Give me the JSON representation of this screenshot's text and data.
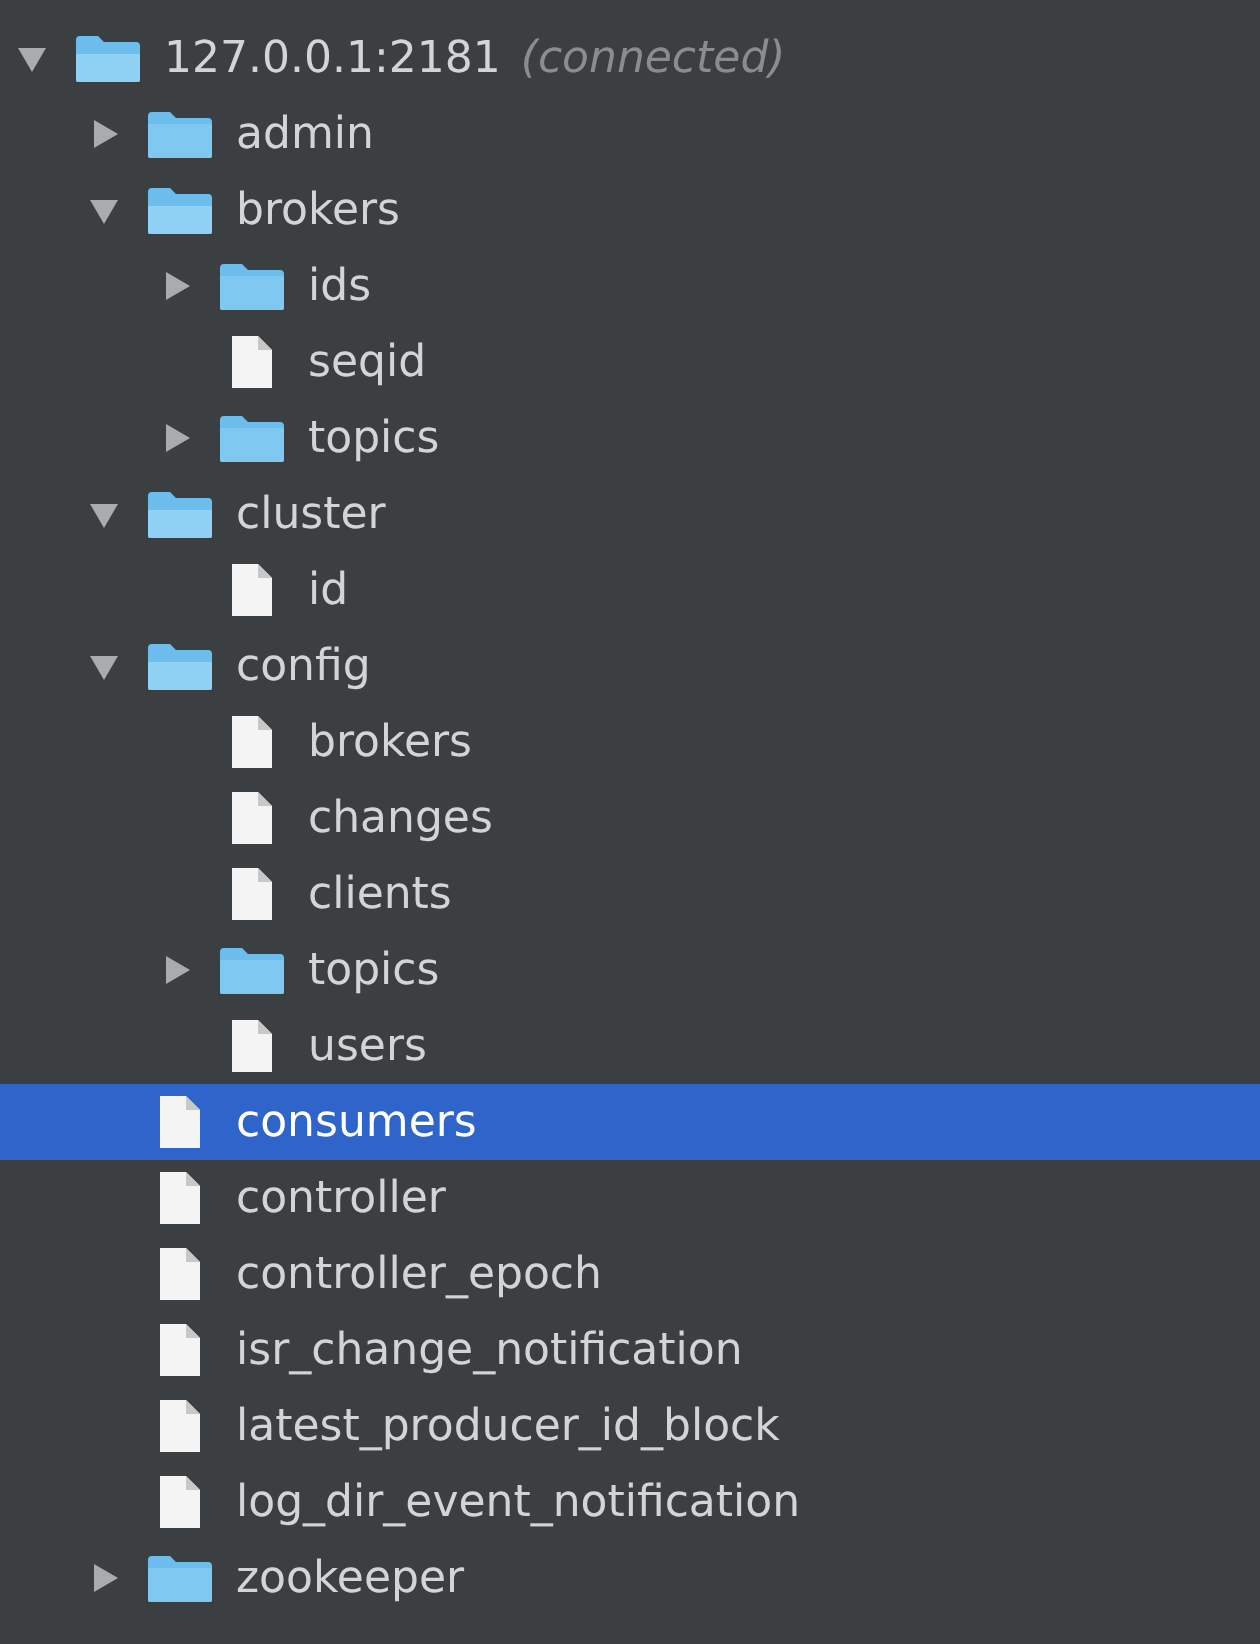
{
  "tree": {
    "label": "127.0.0.1:2181",
    "status": "(connected)",
    "kind": "folder",
    "expanded": true,
    "selected": false,
    "children": [
      {
        "label": "admin",
        "kind": "folder",
        "expanded": false,
        "selected": false
      },
      {
        "label": "brokers",
        "kind": "folder",
        "expanded": true,
        "selected": false,
        "children": [
          {
            "label": "ids",
            "kind": "folder",
            "expanded": false,
            "selected": false
          },
          {
            "label": "seqid",
            "kind": "file",
            "selected": false
          },
          {
            "label": "topics",
            "kind": "folder",
            "expanded": false,
            "selected": false
          }
        ]
      },
      {
        "label": "cluster",
        "kind": "folder",
        "expanded": true,
        "selected": false,
        "children": [
          {
            "label": "id",
            "kind": "file",
            "selected": false
          }
        ]
      },
      {
        "label": "config",
        "kind": "folder",
        "expanded": true,
        "selected": false,
        "children": [
          {
            "label": "brokers",
            "kind": "file",
            "selected": false
          },
          {
            "label": "changes",
            "kind": "file",
            "selected": false
          },
          {
            "label": "clients",
            "kind": "file",
            "selected": false
          },
          {
            "label": "topics",
            "kind": "folder",
            "expanded": false,
            "selected": false
          },
          {
            "label": "users",
            "kind": "file",
            "selected": false
          }
        ]
      },
      {
        "label": "consumers",
        "kind": "file",
        "selected": true
      },
      {
        "label": "controller",
        "kind": "file",
        "selected": false
      },
      {
        "label": "controller_epoch",
        "kind": "file",
        "selected": false
      },
      {
        "label": "isr_change_notification",
        "kind": "file",
        "selected": false
      },
      {
        "label": "latest_producer_id_block",
        "kind": "file",
        "selected": false
      },
      {
        "label": "log_dir_event_notification",
        "kind": "file",
        "selected": false
      },
      {
        "label": "zookeeper",
        "kind": "folder",
        "expanded": false,
        "selected": false
      }
    ]
  }
}
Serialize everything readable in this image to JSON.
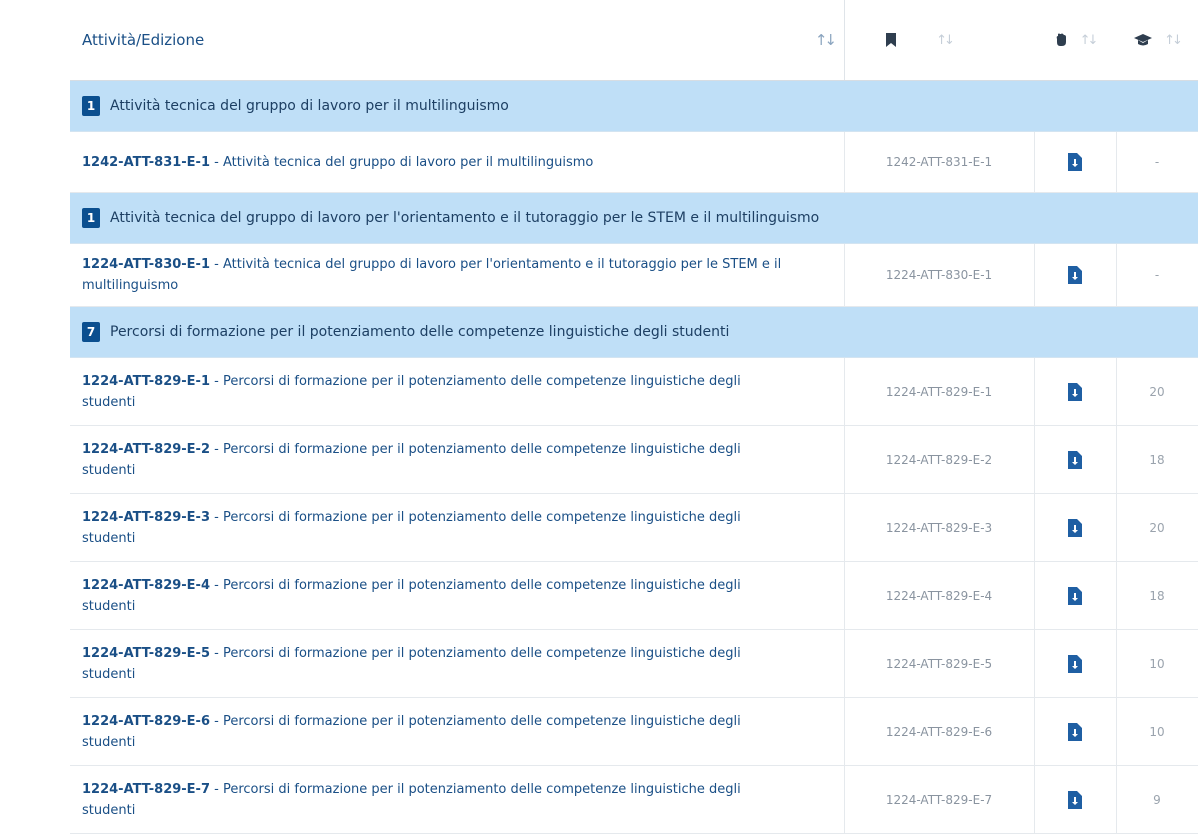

* [Task description] Leave out the pictures and copy every record above exactly.

* [Task solution]
Give me the JSON representation of this screenshot's text and data.
{
  "tree": {
    "label": "127.0.0.1:2181",
    "status": "(connected)",
    "kind": "folder",
    "expanded": true,
    "selected": false,
    "children": [
      {
        "label": "admin",
        "kind": "folder",
        "expanded": false,
        "selected": false
      },
      {
        "label": "brokers",
        "kind": "folder",
        "expanded": true,
        "selected": false,
        "children": [
          {
            "label": "ids",
            "kind": "folder",
            "expanded": false,
            "selected": false
          },
          {
            "label": "seqid",
            "kind": "file",
            "selected": false
          },
          {
            "label": "topics",
            "kind": "folder",
            "expanded": false,
            "selected": false
          }
        ]
      },
      {
        "label": "cluster",
        "kind": "folder",
        "expanded": true,
        "selected": false,
        "children": [
          {
            "label": "id",
            "kind": "file",
            "selected": false
          }
        ]
      },
      {
        "label": "config",
        "kind": "folder",
        "expanded": true,
        "selected": false,
        "children": [
          {
            "label": "brokers",
            "kind": "file",
            "selected": false
          },
          {
            "label": "changes",
            "kind": "file",
            "selected": false
          },
          {
            "label": "clients",
            "kind": "file",
            "selected": false
          },
          {
            "label": "topics",
            "kind": "folder",
            "expanded": false,
            "selected": false
          },
          {
            "label": "users",
            "kind": "file",
            "selected": false
          }
        ]
      },
      {
        "label": "consumers",
        "kind": "file",
        "selected": true
      },
      {
        "label": "controller",
        "kind": "file",
        "selected": false
      },
      {
        "label": "controller_epoch",
        "kind": "file",
        "selected": false
      },
      {
        "label": "isr_change_notification",
        "kind": "file",
        "selected": false
      },
      {
        "label": "latest_producer_id_block",
        "kind": "file",
        "selected": false
      },
      {
        "label": "log_dir_event_notification",
        "kind": "file",
        "selected": false
      },
      {
        "label": "zookeeper",
        "kind": "folder",
        "expanded": false,
        "selected": false
      }
    ]
  }
}
Serialize everything readable in this image to JSON.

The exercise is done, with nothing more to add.